BEGIN

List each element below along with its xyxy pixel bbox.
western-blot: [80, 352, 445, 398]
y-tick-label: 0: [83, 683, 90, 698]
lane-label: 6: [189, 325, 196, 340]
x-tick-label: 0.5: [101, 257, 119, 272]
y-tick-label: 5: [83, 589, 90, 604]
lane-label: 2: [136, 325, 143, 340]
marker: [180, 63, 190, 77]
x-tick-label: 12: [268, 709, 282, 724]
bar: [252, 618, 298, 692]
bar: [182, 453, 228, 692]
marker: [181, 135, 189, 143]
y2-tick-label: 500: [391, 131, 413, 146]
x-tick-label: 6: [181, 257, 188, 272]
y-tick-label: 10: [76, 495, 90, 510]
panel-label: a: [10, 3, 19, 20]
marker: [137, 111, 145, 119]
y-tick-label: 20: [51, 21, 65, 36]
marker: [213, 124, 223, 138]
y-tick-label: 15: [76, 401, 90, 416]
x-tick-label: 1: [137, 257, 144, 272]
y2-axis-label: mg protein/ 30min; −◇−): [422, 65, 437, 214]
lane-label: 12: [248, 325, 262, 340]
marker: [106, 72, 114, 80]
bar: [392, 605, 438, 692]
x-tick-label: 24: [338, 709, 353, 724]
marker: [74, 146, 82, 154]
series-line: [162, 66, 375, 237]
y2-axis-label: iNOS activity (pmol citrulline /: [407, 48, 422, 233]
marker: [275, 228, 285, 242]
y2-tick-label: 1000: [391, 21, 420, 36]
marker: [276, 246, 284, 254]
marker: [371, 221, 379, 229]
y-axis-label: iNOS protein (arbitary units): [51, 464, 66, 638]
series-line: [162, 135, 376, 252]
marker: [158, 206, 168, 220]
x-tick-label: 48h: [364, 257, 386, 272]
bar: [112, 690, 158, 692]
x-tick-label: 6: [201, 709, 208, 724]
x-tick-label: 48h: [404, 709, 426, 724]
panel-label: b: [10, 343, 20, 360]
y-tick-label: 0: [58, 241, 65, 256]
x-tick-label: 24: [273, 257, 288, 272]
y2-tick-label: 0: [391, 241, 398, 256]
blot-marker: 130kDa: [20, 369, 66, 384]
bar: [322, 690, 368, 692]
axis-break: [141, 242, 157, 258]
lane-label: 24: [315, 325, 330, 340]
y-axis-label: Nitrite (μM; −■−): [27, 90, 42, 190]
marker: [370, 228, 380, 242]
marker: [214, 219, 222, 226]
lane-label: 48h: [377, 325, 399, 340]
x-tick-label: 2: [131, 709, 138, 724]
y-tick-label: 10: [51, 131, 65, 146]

END

* Problem: Go through the entries above and copy every line containing "iNOS".

* Reply:
y2-axis-label: iNOS activity (pmol citrulline /: [407, 48, 422, 233]
y-axis-label: iNOS protein (arbitary units): [51, 464, 66, 638]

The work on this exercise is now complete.